*WRITTEN REQUEST*. Where a line in the listing contains the string "JSON", copy that line out.

- - - - -

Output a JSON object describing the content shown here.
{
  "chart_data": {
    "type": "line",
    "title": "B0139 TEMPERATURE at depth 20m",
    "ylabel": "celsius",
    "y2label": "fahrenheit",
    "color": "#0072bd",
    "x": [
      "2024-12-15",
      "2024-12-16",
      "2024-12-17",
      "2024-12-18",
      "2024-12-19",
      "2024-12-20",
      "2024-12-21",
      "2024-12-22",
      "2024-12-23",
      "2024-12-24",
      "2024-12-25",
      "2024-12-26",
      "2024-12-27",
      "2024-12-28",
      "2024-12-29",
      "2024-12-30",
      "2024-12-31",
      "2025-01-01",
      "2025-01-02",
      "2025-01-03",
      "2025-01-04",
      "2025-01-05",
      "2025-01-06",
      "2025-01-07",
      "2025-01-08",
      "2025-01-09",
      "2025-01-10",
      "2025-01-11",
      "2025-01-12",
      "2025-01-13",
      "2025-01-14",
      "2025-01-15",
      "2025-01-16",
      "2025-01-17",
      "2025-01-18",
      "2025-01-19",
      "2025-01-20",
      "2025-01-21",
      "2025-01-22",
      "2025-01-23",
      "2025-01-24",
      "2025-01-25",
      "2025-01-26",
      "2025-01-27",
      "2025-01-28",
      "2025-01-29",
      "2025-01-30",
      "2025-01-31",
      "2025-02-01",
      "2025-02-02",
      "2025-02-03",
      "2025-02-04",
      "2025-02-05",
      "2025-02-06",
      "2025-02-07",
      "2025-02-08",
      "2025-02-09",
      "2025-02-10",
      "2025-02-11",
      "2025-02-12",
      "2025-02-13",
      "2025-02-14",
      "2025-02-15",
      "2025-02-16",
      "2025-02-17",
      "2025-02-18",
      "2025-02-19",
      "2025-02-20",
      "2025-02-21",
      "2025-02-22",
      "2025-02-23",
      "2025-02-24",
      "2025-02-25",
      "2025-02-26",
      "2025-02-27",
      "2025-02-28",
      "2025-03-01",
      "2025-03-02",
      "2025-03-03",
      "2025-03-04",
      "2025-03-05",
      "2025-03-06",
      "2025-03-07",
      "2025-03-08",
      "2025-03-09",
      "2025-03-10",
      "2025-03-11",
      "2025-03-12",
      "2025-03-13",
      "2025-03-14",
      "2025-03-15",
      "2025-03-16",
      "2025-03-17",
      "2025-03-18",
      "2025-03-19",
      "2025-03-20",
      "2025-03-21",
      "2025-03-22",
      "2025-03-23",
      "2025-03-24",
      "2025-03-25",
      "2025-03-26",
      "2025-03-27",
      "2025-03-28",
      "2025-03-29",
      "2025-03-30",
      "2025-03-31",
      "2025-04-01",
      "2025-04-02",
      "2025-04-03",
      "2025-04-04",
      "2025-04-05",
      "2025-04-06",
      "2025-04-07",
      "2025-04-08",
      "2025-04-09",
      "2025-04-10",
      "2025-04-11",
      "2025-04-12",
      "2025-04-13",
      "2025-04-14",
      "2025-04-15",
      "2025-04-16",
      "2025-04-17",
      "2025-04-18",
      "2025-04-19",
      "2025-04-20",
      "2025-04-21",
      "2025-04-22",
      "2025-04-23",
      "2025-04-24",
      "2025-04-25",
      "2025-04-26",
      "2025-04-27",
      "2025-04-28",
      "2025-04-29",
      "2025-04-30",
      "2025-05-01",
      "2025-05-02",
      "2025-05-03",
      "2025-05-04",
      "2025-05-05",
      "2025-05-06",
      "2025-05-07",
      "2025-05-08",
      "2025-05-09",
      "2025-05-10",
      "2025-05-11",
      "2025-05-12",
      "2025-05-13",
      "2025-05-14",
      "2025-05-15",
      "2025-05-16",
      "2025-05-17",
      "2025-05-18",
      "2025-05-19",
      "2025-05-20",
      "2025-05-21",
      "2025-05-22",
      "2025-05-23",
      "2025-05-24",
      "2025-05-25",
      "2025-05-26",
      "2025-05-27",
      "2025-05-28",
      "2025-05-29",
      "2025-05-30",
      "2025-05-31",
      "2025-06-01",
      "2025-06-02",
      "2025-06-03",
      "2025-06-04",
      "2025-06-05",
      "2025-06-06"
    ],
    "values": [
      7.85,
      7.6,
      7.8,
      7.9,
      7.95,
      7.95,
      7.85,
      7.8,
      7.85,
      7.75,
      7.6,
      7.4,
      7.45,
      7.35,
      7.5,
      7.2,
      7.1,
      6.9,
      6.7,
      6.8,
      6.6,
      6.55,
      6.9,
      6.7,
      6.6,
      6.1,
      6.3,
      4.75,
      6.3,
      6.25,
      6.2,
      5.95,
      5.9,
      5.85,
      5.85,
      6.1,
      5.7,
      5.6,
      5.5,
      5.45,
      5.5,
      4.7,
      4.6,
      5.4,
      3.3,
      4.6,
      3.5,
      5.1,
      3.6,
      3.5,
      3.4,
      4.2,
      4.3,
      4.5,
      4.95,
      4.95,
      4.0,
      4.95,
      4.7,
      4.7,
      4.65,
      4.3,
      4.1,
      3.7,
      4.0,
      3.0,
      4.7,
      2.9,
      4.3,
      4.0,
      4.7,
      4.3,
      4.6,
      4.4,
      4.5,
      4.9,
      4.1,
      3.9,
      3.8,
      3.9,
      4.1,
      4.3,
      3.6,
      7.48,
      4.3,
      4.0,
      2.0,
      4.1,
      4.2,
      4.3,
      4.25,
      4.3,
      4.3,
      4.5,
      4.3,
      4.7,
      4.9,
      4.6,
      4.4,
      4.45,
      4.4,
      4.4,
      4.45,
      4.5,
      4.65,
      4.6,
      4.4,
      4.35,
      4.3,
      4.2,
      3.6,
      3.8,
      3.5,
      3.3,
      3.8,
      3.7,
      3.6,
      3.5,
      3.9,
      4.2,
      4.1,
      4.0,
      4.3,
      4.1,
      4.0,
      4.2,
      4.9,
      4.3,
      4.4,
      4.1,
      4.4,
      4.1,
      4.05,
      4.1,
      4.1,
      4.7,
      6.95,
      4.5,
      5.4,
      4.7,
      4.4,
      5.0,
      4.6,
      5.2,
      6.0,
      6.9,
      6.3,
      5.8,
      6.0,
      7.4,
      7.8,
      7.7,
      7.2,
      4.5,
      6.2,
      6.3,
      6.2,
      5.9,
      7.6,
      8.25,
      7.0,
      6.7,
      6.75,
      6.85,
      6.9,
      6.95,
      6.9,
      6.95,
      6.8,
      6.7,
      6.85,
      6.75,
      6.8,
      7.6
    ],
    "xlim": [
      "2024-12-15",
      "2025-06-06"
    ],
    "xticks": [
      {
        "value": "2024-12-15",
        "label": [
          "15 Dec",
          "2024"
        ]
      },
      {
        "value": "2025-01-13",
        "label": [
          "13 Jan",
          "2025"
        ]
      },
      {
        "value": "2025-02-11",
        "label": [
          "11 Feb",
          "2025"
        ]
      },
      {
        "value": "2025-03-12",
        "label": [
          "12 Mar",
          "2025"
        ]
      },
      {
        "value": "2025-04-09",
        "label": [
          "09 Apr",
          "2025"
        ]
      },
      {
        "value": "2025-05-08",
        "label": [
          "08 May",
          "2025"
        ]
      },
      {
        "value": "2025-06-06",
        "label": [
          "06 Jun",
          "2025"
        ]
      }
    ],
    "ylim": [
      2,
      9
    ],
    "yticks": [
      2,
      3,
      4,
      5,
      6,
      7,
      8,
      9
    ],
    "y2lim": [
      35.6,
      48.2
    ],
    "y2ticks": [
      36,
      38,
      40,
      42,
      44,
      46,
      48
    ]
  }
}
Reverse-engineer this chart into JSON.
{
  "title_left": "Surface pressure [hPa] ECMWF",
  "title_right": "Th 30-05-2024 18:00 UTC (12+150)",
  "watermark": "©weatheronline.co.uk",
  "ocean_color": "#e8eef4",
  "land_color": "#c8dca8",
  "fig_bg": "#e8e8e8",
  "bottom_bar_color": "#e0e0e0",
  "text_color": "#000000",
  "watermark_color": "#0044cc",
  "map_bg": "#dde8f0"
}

- - - - -

*EXPECTED ANSWER*.
Output a JSON object describing the content shown here.
Reverse-engineer this chart into JSON.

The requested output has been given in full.